Aim of the task: Search the entries for the word "output" and pull out each line that has it.

Supplied data:
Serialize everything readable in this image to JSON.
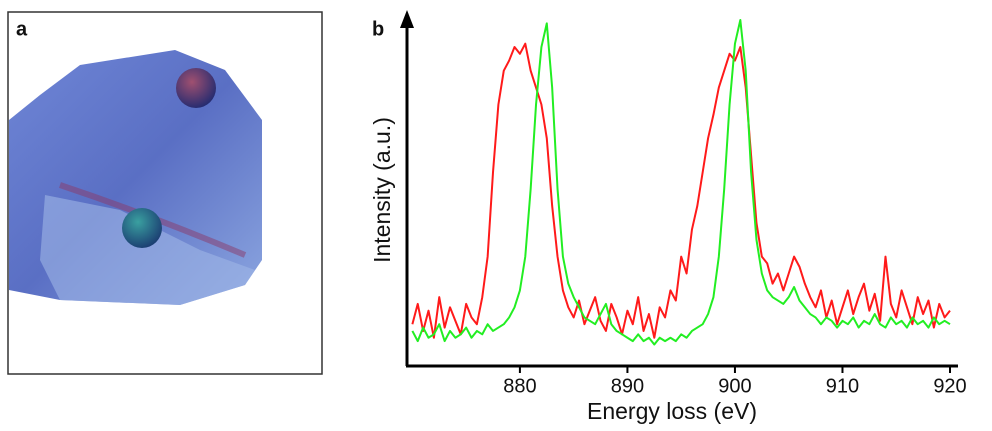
{
  "figure": {
    "panel_a_label": "a",
    "panel_b_label": "b"
  },
  "chart_data": {
    "type": "line",
    "x_label": "Energy loss (eV)",
    "y_label": "Intensity (a.u.)",
    "xlim": [
      869.5,
      920
    ],
    "xticks": [
      880,
      890,
      900,
      910,
      920
    ],
    "ylim": [
      0,
      1
    ],
    "x": [
      870,
      870.5,
      871,
      871.5,
      872,
      872.5,
      873,
      873.5,
      874,
      874.5,
      875,
      875.5,
      876,
      876.5,
      877,
      877.5,
      878,
      878.5,
      879,
      879.5,
      880,
      880.5,
      881,
      881.5,
      882,
      882.5,
      883,
      883.5,
      884,
      884.5,
      885,
      885.5,
      886,
      886.5,
      887,
      887.5,
      888,
      888.5,
      889,
      889.5,
      890,
      890.5,
      891,
      891.5,
      892,
      892.5,
      893,
      893.5,
      894,
      894.5,
      895,
      895.5,
      896,
      896.5,
      897,
      897.5,
      898,
      898.5,
      899,
      899.5,
      900,
      900.5,
      901,
      901.5,
      902,
      902.5,
      903,
      903.5,
      904,
      904.5,
      905,
      905.5,
      906,
      906.5,
      907,
      907.5,
      908,
      908.5,
      909,
      909.5,
      910,
      910.5,
      911,
      911.5,
      912,
      912.5,
      913,
      913.5,
      914,
      914.5,
      915,
      915.5,
      916,
      916.5,
      917,
      917.5,
      918,
      918.5,
      919,
      919.5,
      920
    ],
    "series": [
      {
        "color": "#ff1a1a",
        "values": [
          0.1,
          0.16,
          0.08,
          0.14,
          0.06,
          0.18,
          0.09,
          0.15,
          0.11,
          0.07,
          0.16,
          0.12,
          0.1,
          0.18,
          0.3,
          0.55,
          0.75,
          0.85,
          0.88,
          0.92,
          0.9,
          0.93,
          0.85,
          0.8,
          0.75,
          0.65,
          0.45,
          0.3,
          0.2,
          0.15,
          0.12,
          0.17,
          0.1,
          0.14,
          0.18,
          0.11,
          0.08,
          0.16,
          0.12,
          0.07,
          0.14,
          0.1,
          0.18,
          0.08,
          0.13,
          0.06,
          0.15,
          0.12,
          0.2,
          0.17,
          0.3,
          0.25,
          0.38,
          0.45,
          0.55,
          0.65,
          0.72,
          0.8,
          0.85,
          0.9,
          0.88,
          0.92,
          0.8,
          0.6,
          0.4,
          0.3,
          0.28,
          0.22,
          0.25,
          0.2,
          0.25,
          0.3,
          0.27,
          0.22,
          0.18,
          0.15,
          0.2,
          0.12,
          0.17,
          0.1,
          0.15,
          0.2,
          0.13,
          0.18,
          0.22,
          0.14,
          0.19,
          0.11,
          0.3,
          0.16,
          0.12,
          0.2,
          0.15,
          0.1,
          0.18,
          0.13,
          0.17,
          0.09,
          0.16,
          0.12,
          0.14
        ]
      },
      {
        "color": "#22ee22",
        "values": [
          0.08,
          0.05,
          0.09,
          0.06,
          0.07,
          0.1,
          0.05,
          0.08,
          0.06,
          0.07,
          0.09,
          0.06,
          0.08,
          0.07,
          0.1,
          0.08,
          0.09,
          0.1,
          0.12,
          0.15,
          0.2,
          0.3,
          0.5,
          0.75,
          0.92,
          0.99,
          0.8,
          0.5,
          0.3,
          0.22,
          0.18,
          0.15,
          0.12,
          0.11,
          0.1,
          0.13,
          0.16,
          0.1,
          0.08,
          0.07,
          0.06,
          0.05,
          0.07,
          0.05,
          0.06,
          0.04,
          0.06,
          0.05,
          0.06,
          0.05,
          0.07,
          0.06,
          0.08,
          0.09,
          0.1,
          0.13,
          0.18,
          0.3,
          0.5,
          0.75,
          0.93,
          1.0,
          0.85,
          0.55,
          0.35,
          0.25,
          0.2,
          0.18,
          0.17,
          0.16,
          0.18,
          0.21,
          0.17,
          0.15,
          0.13,
          0.12,
          0.1,
          0.12,
          0.11,
          0.09,
          0.11,
          0.1,
          0.12,
          0.09,
          0.11,
          0.1,
          0.13,
          0.1,
          0.09,
          0.12,
          0.1,
          0.11,
          0.09,
          0.12,
          0.1,
          0.11,
          0.09,
          0.12,
          0.1,
          0.11,
          0.1
        ]
      }
    ]
  }
}
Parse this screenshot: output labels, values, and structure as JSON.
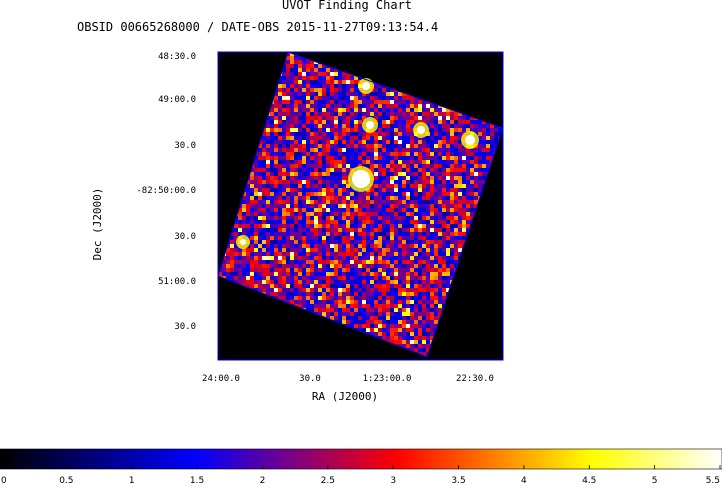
{
  "chart_data": {
    "type": "heatmap",
    "title": "UVOT Finding Chart",
    "subtitle": "OBSID 00665268000 / DATE-OBS 2015-11-27T09:13:54.4",
    "xlabel": "RA (J2000)",
    "ylabel": "Dec (J2000)",
    "x_ticks": [
      {
        "label": "24:00.0"
      },
      {
        "label": "30.0"
      },
      {
        "label": "1:23:00.0"
      },
      {
        "label": "22:30.0"
      }
    ],
    "y_ticks": [
      {
        "label": "48:30.0"
      },
      {
        "label": "49:00.0"
      },
      {
        "label": "30.0"
      },
      {
        "label": "-82:50:00.0"
      },
      {
        "label": "30.0"
      },
      {
        "label": "51:00.0"
      },
      {
        "label": "30.0"
      }
    ],
    "colorbar": {
      "colormap": "heat (black-blue-red-yellow-white)",
      "range": [
        0,
        5.5
      ],
      "ticks": [
        "0",
        "0.5",
        "1",
        "1.5",
        "2",
        "2.5",
        "3",
        "3.5",
        "4",
        "4.5",
        "5",
        "5.5"
      ]
    },
    "colors": {
      "frame": "#0000ff",
      "background": "#000000",
      "cmap_stops": [
        "#000000",
        "#0000ff",
        "#ff0000",
        "#ffff00",
        "#ffffff"
      ]
    }
  }
}
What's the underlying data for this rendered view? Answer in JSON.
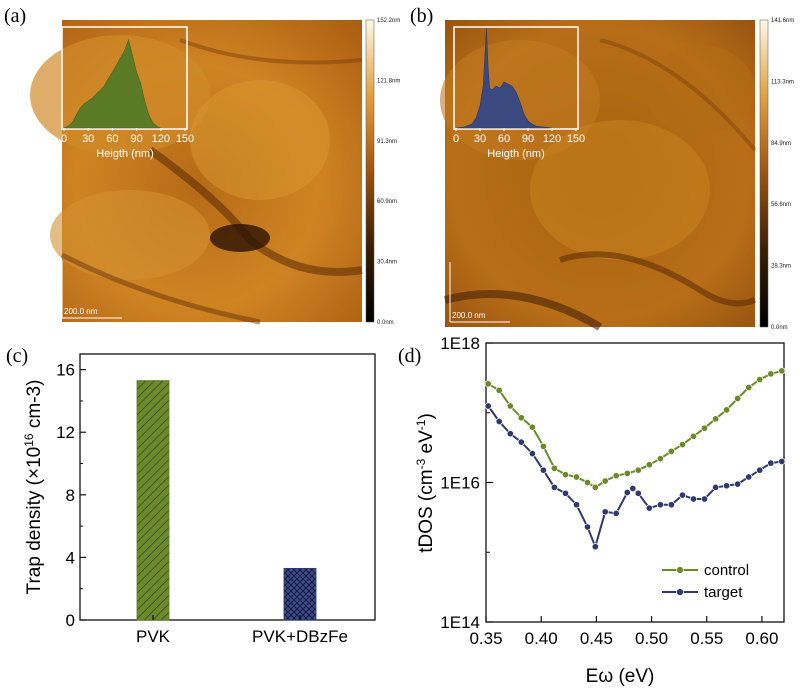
{
  "chart_data": [
    {
      "panel": "(a)",
      "type": "heatmap",
      "scale_bar": "200.0 nm",
      "colorbar": {
        "ticks": [
          "152.2nm",
          "121.8nm",
          "91.3nm",
          "60.9nm",
          "30.4nm",
          "0.0nm"
        ],
        "range": [
          0,
          152.2
        ]
      },
      "inset": {
        "type": "area",
        "xlabel": "Heigth (nm)",
        "xticks": [
          "0",
          "30",
          "60",
          "90",
          "120",
          "150"
        ],
        "xlim": [
          0,
          150
        ],
        "color": "#5b7a26",
        "x": [
          0,
          5,
          10,
          15,
          20,
          25,
          30,
          35,
          40,
          45,
          50,
          55,
          60,
          65,
          70,
          75,
          80,
          85,
          90,
          95,
          100,
          105,
          110,
          115,
          120
        ],
        "values": [
          0,
          0.02,
          0.06,
          0.14,
          0.22,
          0.27,
          0.3,
          0.33,
          0.38,
          0.42,
          0.47,
          0.55,
          0.62,
          0.7,
          0.78,
          0.86,
          0.98,
          0.8,
          0.62,
          0.5,
          0.3,
          0.15,
          0.06,
          0.02,
          0
        ]
      }
    },
    {
      "panel": "(b)",
      "type": "heatmap",
      "scale_bar": "200.0 nm",
      "colorbar": {
        "ticks": [
          "141.6nm",
          "113.3nm",
          "84.9nm",
          "56.6nm",
          "28.3nm",
          "0.0nm"
        ],
        "range": [
          0,
          141.6
        ]
      },
      "inset": {
        "type": "area",
        "xlabel": "Heigth (nm)",
        "xticks": [
          "0",
          "30",
          "60",
          "90",
          "120",
          "150"
        ],
        "xlim": [
          0,
          150
        ],
        "color": "#3a4a80",
        "x": [
          0,
          10,
          20,
          25,
          30,
          34,
          36,
          38,
          40,
          42,
          45,
          50,
          55,
          60,
          65,
          70,
          75,
          80,
          85,
          90,
          95,
          100,
          110,
          120
        ],
        "values": [
          0,
          0.01,
          0.04,
          0.1,
          0.22,
          0.42,
          0.7,
          1.0,
          0.62,
          0.4,
          0.38,
          0.42,
          0.4,
          0.46,
          0.44,
          0.42,
          0.36,
          0.26,
          0.14,
          0.07,
          0.04,
          0.02,
          0.01,
          0
        ]
      }
    },
    {
      "panel": "(c)",
      "type": "bar",
      "categories": [
        "PVK",
        "PVK+DBzFe"
      ],
      "values": [
        15.3,
        3.3
      ],
      "ylabel": "Trap density (×10",
      "ylabel_sup": "16",
      "ylabel_tail": " cm-3)",
      "ylim": [
        0,
        16
      ],
      "yticks": [
        "0",
        "4",
        "8",
        "12",
        "16"
      ],
      "colors": [
        "#5b7a26",
        "#2e3a6e"
      ],
      "patterns": [
        "diagonal",
        "crosshatch"
      ]
    },
    {
      "panel": "(d)",
      "type": "line",
      "xlabel": "Eω (eV)",
      "ylabel": "tDOS (cm",
      "ylabel_sup1": "-3",
      "ylabel_mid": " eV",
      "ylabel_sup2": "-1",
      "ylabel_tail": ")",
      "xlim": [
        0.35,
        0.62
      ],
      "ylim": [
        100000000000000.0,
        1e+18
      ],
      "yscale": "log",
      "xticks": [
        "0.35",
        "0.40",
        "0.45",
        "0.50",
        "0.55",
        "0.60"
      ],
      "yticks": [
        "1E14",
        "1E16",
        "1E18"
      ],
      "legend": "bottom-right",
      "series": [
        {
          "name": "control",
          "color": "#6a8a2a",
          "x": [
            0.352,
            0.362,
            0.372,
            0.382,
            0.392,
            0.402,
            0.412,
            0.422,
            0.432,
            0.442,
            0.449,
            0.458,
            0.468,
            0.478,
            0.488,
            0.498,
            0.508,
            0.518,
            0.528,
            0.538,
            0.548,
            0.558,
            0.568,
            0.578,
            0.588,
            0.598,
            0.608,
            0.618
          ],
          "y": [
            2.6e+17,
            2.1e+17,
            1.25e+17,
            8.5e+16,
            6.2e+16,
            3.3e+16,
            1.6e+16,
            1.3e+16,
            1.2e+16,
            1e+16,
            8500000000000000.0,
            1.05e+16,
            1.25e+16,
            1.35e+16,
            1.5e+16,
            1.8e+16,
            2.2e+16,
            2.8e+16,
            3.5e+16,
            4.6e+16,
            6e+16,
            8.2e+16,
            1.1e+17,
            1.6e+17,
            2.3e+17,
            3e+17,
            3.6e+17,
            4e+17
          ]
        },
        {
          "name": "target",
          "color": "#2e3a6e",
          "x": [
            0.352,
            0.362,
            0.372,
            0.382,
            0.392,
            0.402,
            0.412,
            0.422,
            0.432,
            0.442,
            0.449,
            0.458,
            0.468,
            0.478,
            0.483,
            0.488,
            0.498,
            0.508,
            0.518,
            0.528,
            0.538,
            0.548,
            0.558,
            0.568,
            0.578,
            0.588,
            0.598,
            0.608,
            0.618
          ],
          "y": [
            1.25e+17,
            7.5e+16,
            5e+16,
            3.8e+16,
            2.6e+16,
            1.5e+16,
            8500000000000000.0,
            7000000000000000.0,
            4800000000000000.0,
            2300000000000000.0,
            1200000000000000.0,
            3800000000000000.0,
            3600000000000000.0,
            7200000000000000.0,
            8200000000000000.0,
            7000000000000000.0,
            4300000000000000.0,
            4800000000000000.0,
            4800000000000000.0,
            6600000000000000.0,
            5800000000000000.0,
            5800000000000000.0,
            8500000000000000.0,
            9000000000000000.0,
            9500000000000000.0,
            1.2e+16,
            1.5e+16,
            1.9e+16,
            2e+16
          ]
        }
      ]
    }
  ]
}
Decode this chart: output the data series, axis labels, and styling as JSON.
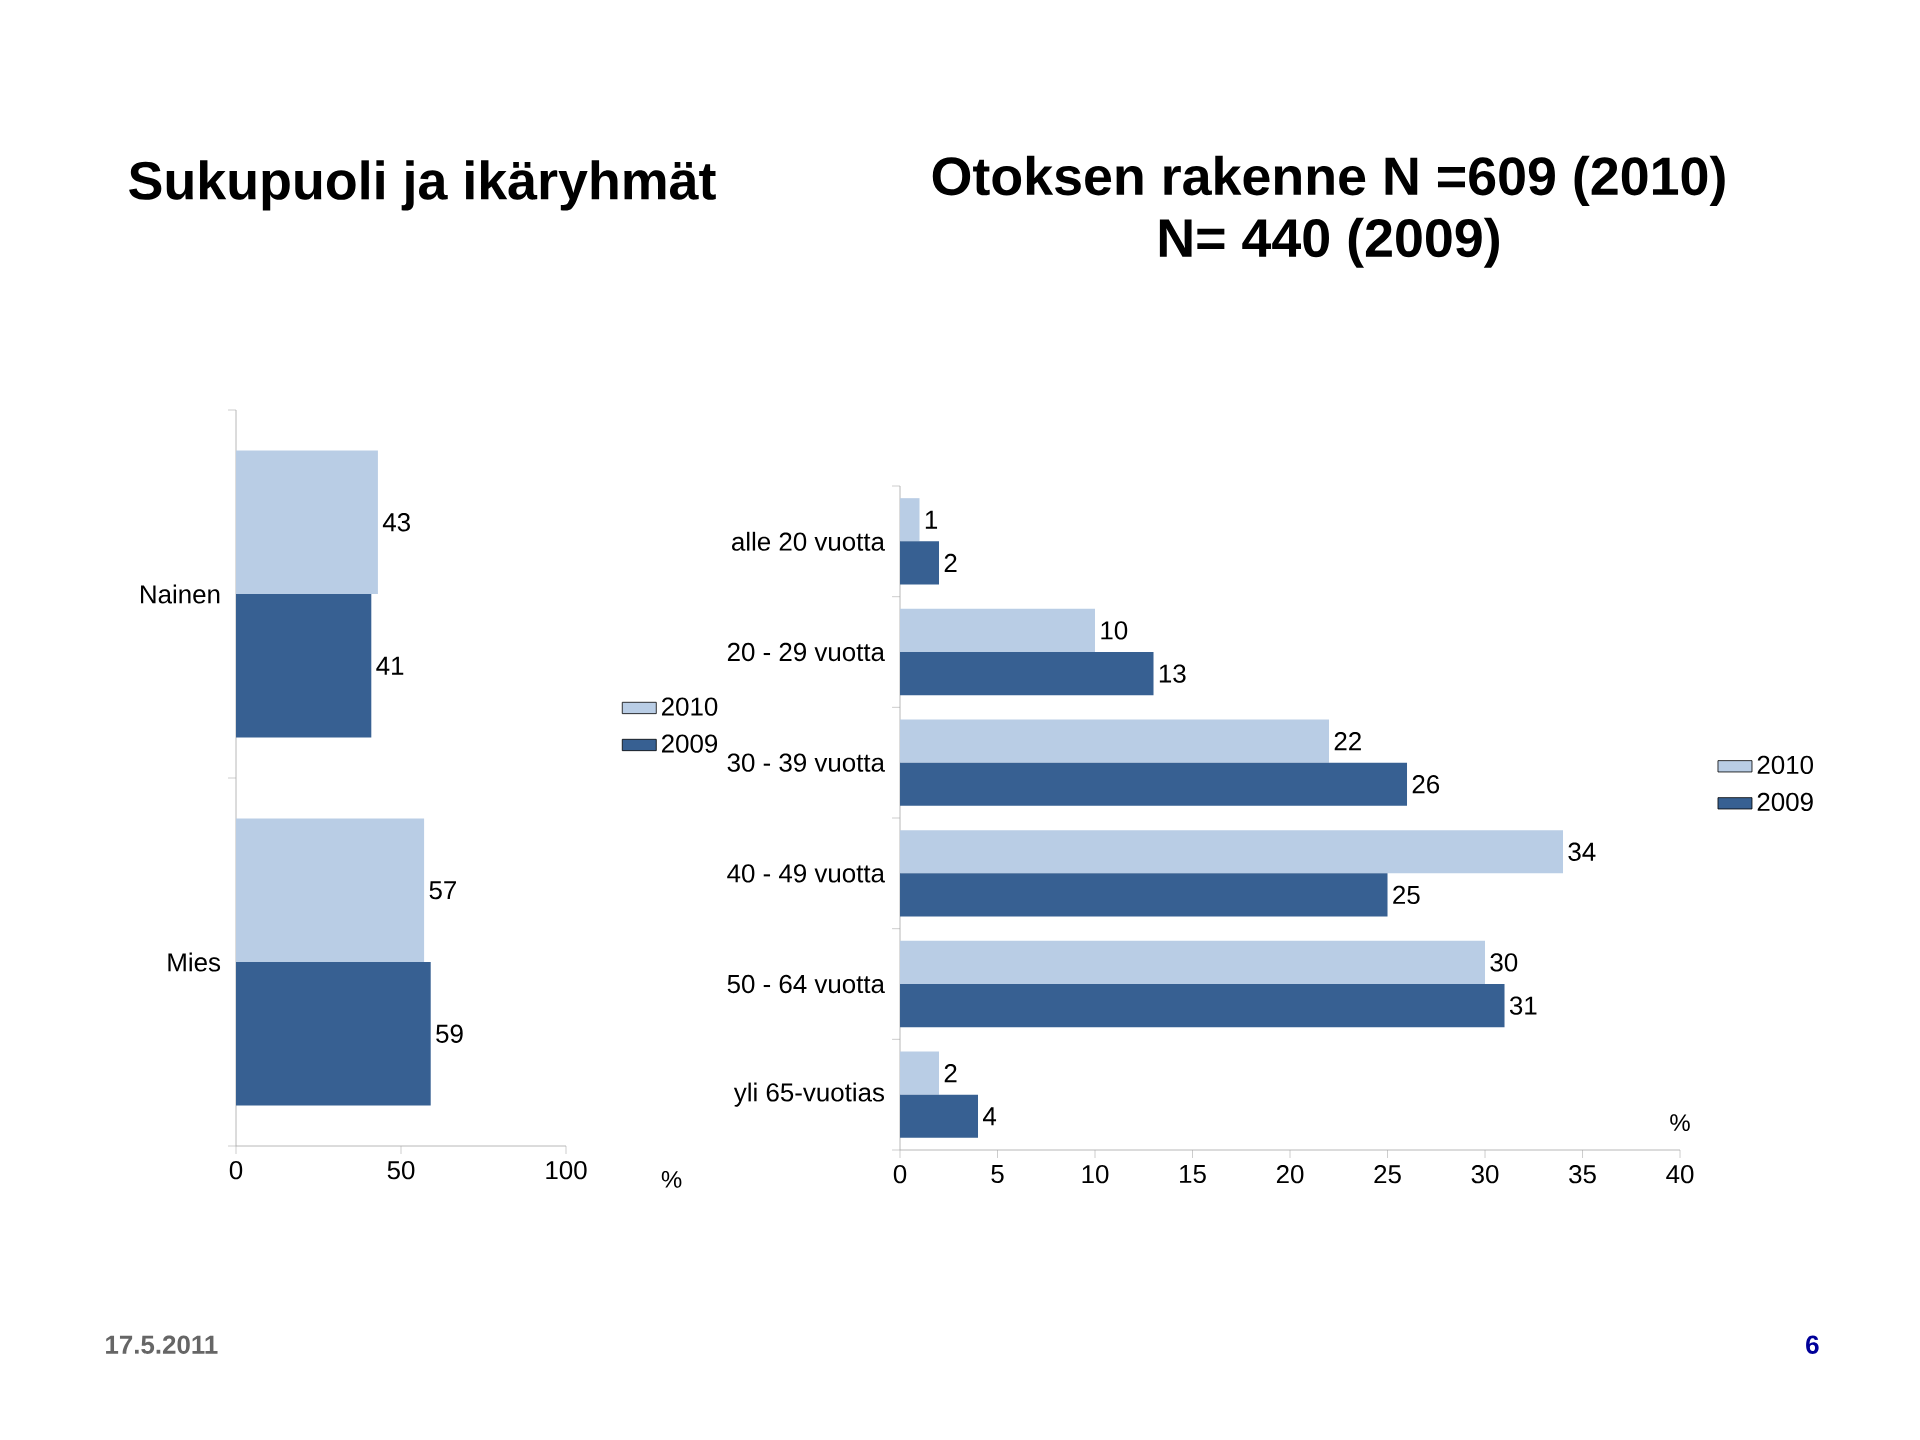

Answer for this exercise:
Parse this screenshot: output labels, values, and structure as JSON.
Decode this chart: output the data series, axis labels, and styling as JSON.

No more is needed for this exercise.